━━━ DATA RECORDS ━━━

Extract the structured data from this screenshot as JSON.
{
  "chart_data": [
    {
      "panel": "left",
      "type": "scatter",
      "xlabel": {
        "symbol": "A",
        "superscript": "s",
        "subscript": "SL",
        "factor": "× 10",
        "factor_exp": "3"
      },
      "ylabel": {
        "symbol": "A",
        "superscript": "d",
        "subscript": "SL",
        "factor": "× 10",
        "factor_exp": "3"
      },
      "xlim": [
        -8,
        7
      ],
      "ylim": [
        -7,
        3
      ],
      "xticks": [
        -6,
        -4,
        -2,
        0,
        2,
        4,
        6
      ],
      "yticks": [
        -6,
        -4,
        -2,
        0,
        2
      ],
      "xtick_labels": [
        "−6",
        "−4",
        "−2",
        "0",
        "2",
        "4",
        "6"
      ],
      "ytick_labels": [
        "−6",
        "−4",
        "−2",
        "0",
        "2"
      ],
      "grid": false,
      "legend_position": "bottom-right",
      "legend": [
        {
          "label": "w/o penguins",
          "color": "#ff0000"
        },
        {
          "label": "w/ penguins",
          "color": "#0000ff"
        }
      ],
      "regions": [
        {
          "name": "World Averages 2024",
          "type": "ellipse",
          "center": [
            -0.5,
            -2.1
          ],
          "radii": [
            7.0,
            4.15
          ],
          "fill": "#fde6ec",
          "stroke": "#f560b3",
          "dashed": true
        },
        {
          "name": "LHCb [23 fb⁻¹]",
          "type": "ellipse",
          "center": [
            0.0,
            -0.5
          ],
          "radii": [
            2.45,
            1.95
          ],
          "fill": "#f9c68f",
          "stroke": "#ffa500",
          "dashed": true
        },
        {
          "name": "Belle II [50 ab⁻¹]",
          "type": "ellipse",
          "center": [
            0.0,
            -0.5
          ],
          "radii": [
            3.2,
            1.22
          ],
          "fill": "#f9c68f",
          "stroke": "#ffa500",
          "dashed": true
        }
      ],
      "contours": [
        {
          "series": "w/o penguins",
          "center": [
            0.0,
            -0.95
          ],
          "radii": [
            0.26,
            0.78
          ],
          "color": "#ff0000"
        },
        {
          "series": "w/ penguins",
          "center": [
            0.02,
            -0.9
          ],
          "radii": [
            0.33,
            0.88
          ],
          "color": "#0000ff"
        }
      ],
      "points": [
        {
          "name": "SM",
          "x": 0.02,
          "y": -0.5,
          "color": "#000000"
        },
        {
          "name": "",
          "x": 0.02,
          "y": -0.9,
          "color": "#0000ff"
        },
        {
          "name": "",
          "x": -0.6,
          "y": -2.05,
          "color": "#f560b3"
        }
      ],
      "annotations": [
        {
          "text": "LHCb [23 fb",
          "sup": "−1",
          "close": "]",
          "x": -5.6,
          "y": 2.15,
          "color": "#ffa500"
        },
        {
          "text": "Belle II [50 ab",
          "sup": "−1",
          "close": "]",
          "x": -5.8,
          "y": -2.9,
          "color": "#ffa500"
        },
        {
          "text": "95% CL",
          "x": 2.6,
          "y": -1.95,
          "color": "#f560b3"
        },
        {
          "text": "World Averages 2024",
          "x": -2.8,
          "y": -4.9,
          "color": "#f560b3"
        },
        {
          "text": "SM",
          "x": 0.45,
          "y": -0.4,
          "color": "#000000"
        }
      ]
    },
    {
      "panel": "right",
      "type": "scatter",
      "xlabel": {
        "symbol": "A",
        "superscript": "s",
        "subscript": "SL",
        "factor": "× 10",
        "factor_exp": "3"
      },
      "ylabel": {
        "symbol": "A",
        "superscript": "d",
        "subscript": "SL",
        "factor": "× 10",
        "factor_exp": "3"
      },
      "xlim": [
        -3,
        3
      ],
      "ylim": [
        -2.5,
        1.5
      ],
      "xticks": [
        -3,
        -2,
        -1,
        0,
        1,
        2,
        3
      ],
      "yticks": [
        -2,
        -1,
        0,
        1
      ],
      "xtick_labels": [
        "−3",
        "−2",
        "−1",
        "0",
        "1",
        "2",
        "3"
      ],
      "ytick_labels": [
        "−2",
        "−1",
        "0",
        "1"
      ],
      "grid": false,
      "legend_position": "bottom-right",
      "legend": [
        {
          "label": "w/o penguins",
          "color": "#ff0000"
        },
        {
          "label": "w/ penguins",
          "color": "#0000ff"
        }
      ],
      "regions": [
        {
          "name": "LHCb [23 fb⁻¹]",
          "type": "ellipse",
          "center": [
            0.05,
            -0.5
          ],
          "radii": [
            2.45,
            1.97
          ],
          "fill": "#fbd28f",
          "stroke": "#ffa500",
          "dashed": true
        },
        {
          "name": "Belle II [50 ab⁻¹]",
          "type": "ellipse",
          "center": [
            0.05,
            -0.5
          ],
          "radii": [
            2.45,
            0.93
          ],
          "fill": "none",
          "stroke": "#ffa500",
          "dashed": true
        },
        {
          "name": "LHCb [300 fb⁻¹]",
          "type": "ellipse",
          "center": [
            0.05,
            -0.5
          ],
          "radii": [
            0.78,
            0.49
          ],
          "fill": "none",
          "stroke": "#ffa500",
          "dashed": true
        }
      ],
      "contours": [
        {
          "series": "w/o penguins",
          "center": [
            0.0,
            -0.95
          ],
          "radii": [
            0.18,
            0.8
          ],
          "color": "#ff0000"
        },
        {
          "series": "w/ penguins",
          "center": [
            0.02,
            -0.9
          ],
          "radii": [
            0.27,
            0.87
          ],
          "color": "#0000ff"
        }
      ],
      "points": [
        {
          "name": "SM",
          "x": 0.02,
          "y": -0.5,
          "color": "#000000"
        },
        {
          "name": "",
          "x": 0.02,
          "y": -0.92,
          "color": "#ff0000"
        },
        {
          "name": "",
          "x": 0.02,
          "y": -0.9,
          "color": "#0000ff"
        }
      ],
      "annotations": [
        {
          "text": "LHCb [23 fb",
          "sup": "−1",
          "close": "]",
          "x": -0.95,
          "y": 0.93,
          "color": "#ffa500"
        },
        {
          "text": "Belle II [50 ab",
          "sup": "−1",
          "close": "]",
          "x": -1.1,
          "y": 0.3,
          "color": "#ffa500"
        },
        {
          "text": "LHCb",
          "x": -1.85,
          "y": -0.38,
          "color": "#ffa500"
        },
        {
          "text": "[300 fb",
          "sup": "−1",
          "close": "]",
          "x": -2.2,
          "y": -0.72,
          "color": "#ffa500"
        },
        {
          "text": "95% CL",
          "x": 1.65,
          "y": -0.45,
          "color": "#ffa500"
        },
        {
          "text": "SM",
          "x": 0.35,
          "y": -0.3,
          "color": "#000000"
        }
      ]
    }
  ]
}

━━━

[DIRECTIONS] Each line of the material must be restated exactly.

[ANSWER FOR THIS EXERCISE]
Extract the structured data from this screenshot as JSON.
{
  "chart_data": [
    {
      "panel": "left",
      "type": "scatter",
      "xlabel": {
        "symbol": "A",
        "superscript": "s",
        "subscript": "SL",
        "factor": "× 10",
        "factor_exp": "3"
      },
      "ylabel": {
        "symbol": "A",
        "superscript": "d",
        "subscript": "SL",
        "factor": "× 10",
        "factor_exp": "3"
      },
      "xlim": [
        -8,
        7
      ],
      "ylim": [
        -7,
        3
      ],
      "xticks": [
        -6,
        -4,
        -2,
        0,
        2,
        4,
        6
      ],
      "yticks": [
        -6,
        -4,
        -2,
        0,
        2
      ],
      "xtick_labels": [
        "−6",
        "−4",
        "−2",
        "0",
        "2",
        "4",
        "6"
      ],
      "ytick_labels": [
        "−6",
        "−4",
        "−2",
        "0",
        "2"
      ],
      "grid": false,
      "legend_position": "bottom-right",
      "legend": [
        {
          "label": "w/o penguins",
          "color": "#ff0000"
        },
        {
          "label": "w/ penguins",
          "color": "#0000ff"
        }
      ],
      "regions": [
        {
          "name": "World Averages 2024",
          "type": "ellipse",
          "center": [
            -0.5,
            -2.1
          ],
          "radii": [
            7.0,
            4.15
          ],
          "fill": "#fde6ec",
          "stroke": "#f560b3",
          "dashed": true
        },
        {
          "name": "LHCb [23 fb⁻¹]",
          "type": "ellipse",
          "center": [
            0.0,
            -0.5
          ],
          "radii": [
            2.45,
            1.95
          ],
          "fill": "#f9c68f",
          "stroke": "#ffa500",
          "dashed": true
        },
        {
          "name": "Belle II [50 ab⁻¹]",
          "type": "ellipse",
          "center": [
            0.0,
            -0.5
          ],
          "radii": [
            3.2,
            1.22
          ],
          "fill": "#f9c68f",
          "stroke": "#ffa500",
          "dashed": true
        }
      ],
      "contours": [
        {
          "series": "w/o penguins",
          "center": [
            0.0,
            -0.95
          ],
          "radii": [
            0.26,
            0.78
          ],
          "color": "#ff0000"
        },
        {
          "series": "w/ penguins",
          "center": [
            0.02,
            -0.9
          ],
          "radii": [
            0.33,
            0.88
          ],
          "color": "#0000ff"
        }
      ],
      "points": [
        {
          "name": "SM",
          "x": 0.02,
          "y": -0.5,
          "color": "#000000"
        },
        {
          "name": "",
          "x": 0.02,
          "y": -0.9,
          "color": "#0000ff"
        },
        {
          "name": "",
          "x": -0.6,
          "y": -2.05,
          "color": "#f560b3"
        }
      ],
      "annotations": [
        {
          "text": "LHCb [23 fb",
          "sup": "−1",
          "close": "]",
          "x": -5.6,
          "y": 2.15,
          "color": "#ffa500"
        },
        {
          "text": "Belle II [50 ab",
          "sup": "−1",
          "close": "]",
          "x": -5.8,
          "y": -2.9,
          "color": "#ffa500"
        },
        {
          "text": "95% CL",
          "x": 2.6,
          "y": -1.95,
          "color": "#f560b3"
        },
        {
          "text": "World Averages 2024",
          "x": -2.8,
          "y": -4.9,
          "color": "#f560b3"
        },
        {
          "text": "SM",
          "x": 0.45,
          "y": -0.4,
          "color": "#000000"
        }
      ]
    },
    {
      "panel": "right",
      "type": "scatter",
      "xlabel": {
        "symbol": "A",
        "superscript": "s",
        "subscript": "SL",
        "factor": "× 10",
        "factor_exp": "3"
      },
      "ylabel": {
        "symbol": "A",
        "superscript": "d",
        "subscript": "SL",
        "factor": "× 10",
        "factor_exp": "3"
      },
      "xlim": [
        -3,
        3
      ],
      "ylim": [
        -2.5,
        1.5
      ],
      "xticks": [
        -3,
        -2,
        -1,
        0,
        1,
        2,
        3
      ],
      "yticks": [
        -2,
        -1,
        0,
        1
      ],
      "xtick_labels": [
        "−3",
        "−2",
        "−1",
        "0",
        "1",
        "2",
        "3"
      ],
      "ytick_labels": [
        "−2",
        "−1",
        "0",
        "1"
      ],
      "grid": false,
      "legend_position": "bottom-right",
      "legend": [
        {
          "label": "w/o penguins",
          "color": "#ff0000"
        },
        {
          "label": "w/ penguins",
          "color": "#0000ff"
        }
      ],
      "regions": [
        {
          "name": "LHCb [23 fb⁻¹]",
          "type": "ellipse",
          "center": [
            0.05,
            -0.5
          ],
          "radii": [
            2.45,
            1.97
          ],
          "fill": "#fbd28f",
          "stroke": "#ffa500",
          "dashed": true
        },
        {
          "name": "Belle II [50 ab⁻¹]",
          "type": "ellipse",
          "center": [
            0.05,
            -0.5
          ],
          "radii": [
            2.45,
            0.93
          ],
          "fill": "none",
          "stroke": "#ffa500",
          "dashed": true
        },
        {
          "name": "LHCb [300 fb⁻¹]",
          "type": "ellipse",
          "center": [
            0.05,
            -0.5
          ],
          "radii": [
            0.78,
            0.49
          ],
          "fill": "none",
          "stroke": "#ffa500",
          "dashed": true
        }
      ],
      "contours": [
        {
          "series": "w/o penguins",
          "center": [
            0.0,
            -0.95
          ],
          "radii": [
            0.18,
            0.8
          ],
          "color": "#ff0000"
        },
        {
          "series": "w/ penguins",
          "center": [
            0.02,
            -0.9
          ],
          "radii": [
            0.27,
            0.87
          ],
          "color": "#0000ff"
        }
      ],
      "points": [
        {
          "name": "SM",
          "x": 0.02,
          "y": -0.5,
          "color": "#000000"
        },
        {
          "name": "",
          "x": 0.02,
          "y": -0.92,
          "color": "#ff0000"
        },
        {
          "name": "",
          "x": 0.02,
          "y": -0.9,
          "color": "#0000ff"
        }
      ],
      "annotations": [
        {
          "text": "LHCb [23 fb",
          "sup": "−1",
          "close": "]",
          "x": -0.95,
          "y": 0.93,
          "color": "#ffa500"
        },
        {
          "text": "Belle II [50 ab",
          "sup": "−1",
          "close": "]",
          "x": -1.1,
          "y": 0.3,
          "color": "#ffa500"
        },
        {
          "text": "LHCb",
          "x": -1.85,
          "y": -0.38,
          "color": "#ffa500"
        },
        {
          "text": "[300 fb",
          "sup": "−1",
          "close": "]",
          "x": -2.2,
          "y": -0.72,
          "color": "#ffa500"
        },
        {
          "text": "95% CL",
          "x": 1.65,
          "y": -0.45,
          "color": "#ffa500"
        },
        {
          "text": "SM",
          "x": 0.35,
          "y": -0.3,
          "color": "#000000"
        }
      ]
    }
  ]
}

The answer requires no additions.